● **Selected extract**

============

# Game Thread: Denver Nuggets @ Minnesota Timberwolves



## KokoTheMonkey (Aug 4, 2003)

* April 8th, 2005 - 8:30 PM (Central Time)*


*Denver Nuggets(43-31)  @ Minnesota Timberwolves (40-35)* 




*Previous Matchups:*

Denver 94, Minnesota 92
Minnesota 93, Denver 83
Minnesota 98, Denver 92 





*Projected Starting Lineups: *

















































































*Reserves:*



































































Huge game for Minnesota, although Denver is pretty much a lock for the playoffs. These two teams have had some fun battles to dating back to last season, and this should be even more intense than the previous meetings this season. This is a heat check for Minny to see just how good they are playing right now, because the teams they have beaten recently haven't been that impressive. Denver gets great production off the bench, so Minny really needs big performances out of Cassell, Wally, and Griffin. Denver is a great transition team and Minnesota needs to be prepared to get some offensive boards to stop the break, and they need the guards to rush back and beat Denver down the floor. Should be a great game between a nice little developing rivalry.


----------



## socco (Jul 14, 2002)

This is the season.


----------



## oblivion (Aug 6, 2003)

q said:


> This is the season.

============

● **Given entries**

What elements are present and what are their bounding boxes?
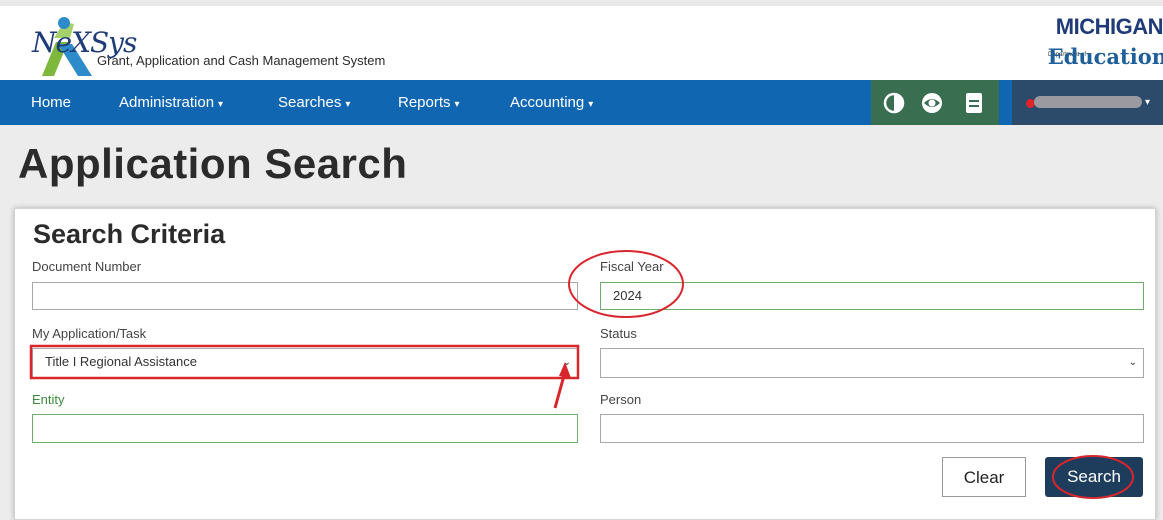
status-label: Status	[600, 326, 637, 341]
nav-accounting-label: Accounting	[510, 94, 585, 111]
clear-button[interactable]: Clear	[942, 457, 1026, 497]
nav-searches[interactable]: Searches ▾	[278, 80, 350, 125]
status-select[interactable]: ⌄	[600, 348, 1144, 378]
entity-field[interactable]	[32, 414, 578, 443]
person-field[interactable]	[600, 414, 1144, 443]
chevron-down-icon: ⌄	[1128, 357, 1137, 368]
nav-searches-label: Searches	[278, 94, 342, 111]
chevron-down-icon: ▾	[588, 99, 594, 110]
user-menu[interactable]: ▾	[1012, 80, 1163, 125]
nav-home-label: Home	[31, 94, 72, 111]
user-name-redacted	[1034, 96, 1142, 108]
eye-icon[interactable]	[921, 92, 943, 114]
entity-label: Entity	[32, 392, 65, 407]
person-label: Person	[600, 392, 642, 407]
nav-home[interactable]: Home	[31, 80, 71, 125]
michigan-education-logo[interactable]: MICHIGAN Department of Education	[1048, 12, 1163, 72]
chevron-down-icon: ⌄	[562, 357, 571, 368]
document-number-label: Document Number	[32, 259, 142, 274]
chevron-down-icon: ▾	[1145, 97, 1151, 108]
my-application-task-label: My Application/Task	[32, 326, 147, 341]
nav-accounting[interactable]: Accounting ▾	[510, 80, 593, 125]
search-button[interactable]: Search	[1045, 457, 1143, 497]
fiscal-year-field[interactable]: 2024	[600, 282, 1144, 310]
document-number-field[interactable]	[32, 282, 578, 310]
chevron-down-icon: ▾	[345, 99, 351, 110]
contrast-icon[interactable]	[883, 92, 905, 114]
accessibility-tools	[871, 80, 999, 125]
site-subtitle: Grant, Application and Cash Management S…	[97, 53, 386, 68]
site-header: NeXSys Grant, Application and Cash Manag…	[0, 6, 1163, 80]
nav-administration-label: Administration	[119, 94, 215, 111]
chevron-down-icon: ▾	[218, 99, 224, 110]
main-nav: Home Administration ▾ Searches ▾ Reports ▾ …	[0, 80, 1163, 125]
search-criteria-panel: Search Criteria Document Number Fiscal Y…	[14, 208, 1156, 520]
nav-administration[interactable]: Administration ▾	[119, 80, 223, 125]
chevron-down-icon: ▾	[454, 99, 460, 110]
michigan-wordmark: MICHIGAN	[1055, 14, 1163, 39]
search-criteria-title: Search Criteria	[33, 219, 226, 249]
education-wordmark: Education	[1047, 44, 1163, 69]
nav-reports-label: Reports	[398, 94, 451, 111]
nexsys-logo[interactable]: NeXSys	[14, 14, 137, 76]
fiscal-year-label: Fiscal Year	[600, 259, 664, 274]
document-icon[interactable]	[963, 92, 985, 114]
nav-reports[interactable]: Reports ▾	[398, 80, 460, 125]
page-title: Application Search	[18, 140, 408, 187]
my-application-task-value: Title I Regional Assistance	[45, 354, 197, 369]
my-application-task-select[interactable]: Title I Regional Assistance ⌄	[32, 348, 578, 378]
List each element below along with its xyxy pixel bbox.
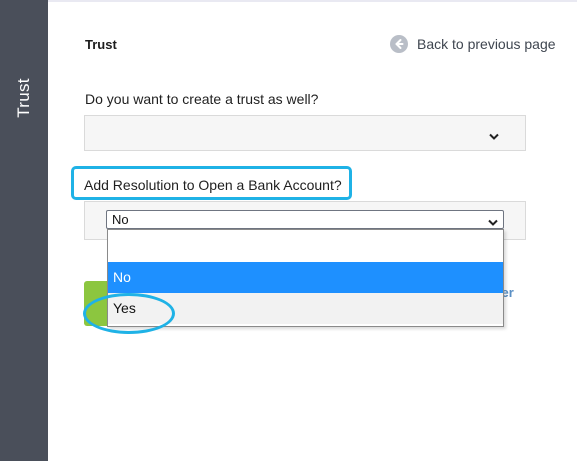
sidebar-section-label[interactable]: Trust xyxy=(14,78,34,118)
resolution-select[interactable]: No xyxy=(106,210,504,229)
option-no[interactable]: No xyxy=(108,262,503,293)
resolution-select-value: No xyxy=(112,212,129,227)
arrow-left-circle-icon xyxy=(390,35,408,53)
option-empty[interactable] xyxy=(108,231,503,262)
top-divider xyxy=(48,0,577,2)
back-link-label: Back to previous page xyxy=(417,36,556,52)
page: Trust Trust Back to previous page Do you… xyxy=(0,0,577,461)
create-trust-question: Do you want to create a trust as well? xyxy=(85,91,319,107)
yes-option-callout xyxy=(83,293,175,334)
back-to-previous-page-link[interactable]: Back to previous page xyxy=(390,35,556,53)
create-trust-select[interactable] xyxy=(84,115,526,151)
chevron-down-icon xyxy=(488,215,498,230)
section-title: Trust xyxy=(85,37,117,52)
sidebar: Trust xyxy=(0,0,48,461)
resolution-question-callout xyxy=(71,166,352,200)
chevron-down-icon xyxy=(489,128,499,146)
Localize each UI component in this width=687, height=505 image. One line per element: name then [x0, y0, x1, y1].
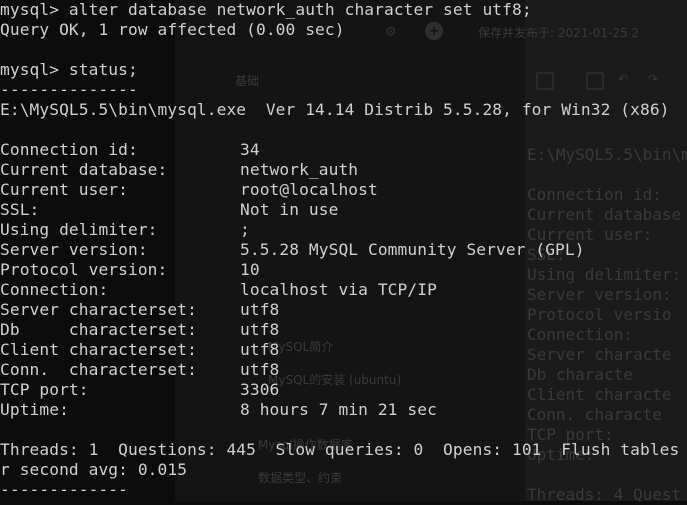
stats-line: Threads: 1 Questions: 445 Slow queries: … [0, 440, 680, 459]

============

● **Given exercise 1**
Please give the game thread again from "Huge game for" up to and including "(Jul 14, 2002)", swapping "Minny" for "the Timberwolves" wherever it occurs.
● **Given exercise 2**
Translate this sentence from the game thread into Spanish: "Denver gets great production off the bench, so Minny really needs big performances out of Cassell, Wally, and Griffin."

● **Solution 1**
Huge game for Minnesota, although Denver is pretty much a lock for the playoffs. These two teams have had some fun battles to dating back to last season, and this should be even more intense than the previous meetings this season. This is a heat check for the Timberwolves to see just how good they are playing right now, because the teams they have beaten recently haven't been that impressive. Denver gets great production off the bench, so the Timberwolves really needs big performances out of Cassell, Wally, and Griffin. Denver is a great transition team and Minnesota needs to be prepared to get some offensive boards to stop the break, and they need the guards to rush back and beat Denver down the floor. Should be a great game between a nice little developing rivalry.


----------



## socco (Jul 14, 2002)

● **Solution 2**
Denver obtiene una gran producción desde la banca, así que Minny realmente necesita grandes actuaciones de Cassell, Wally y Griffin.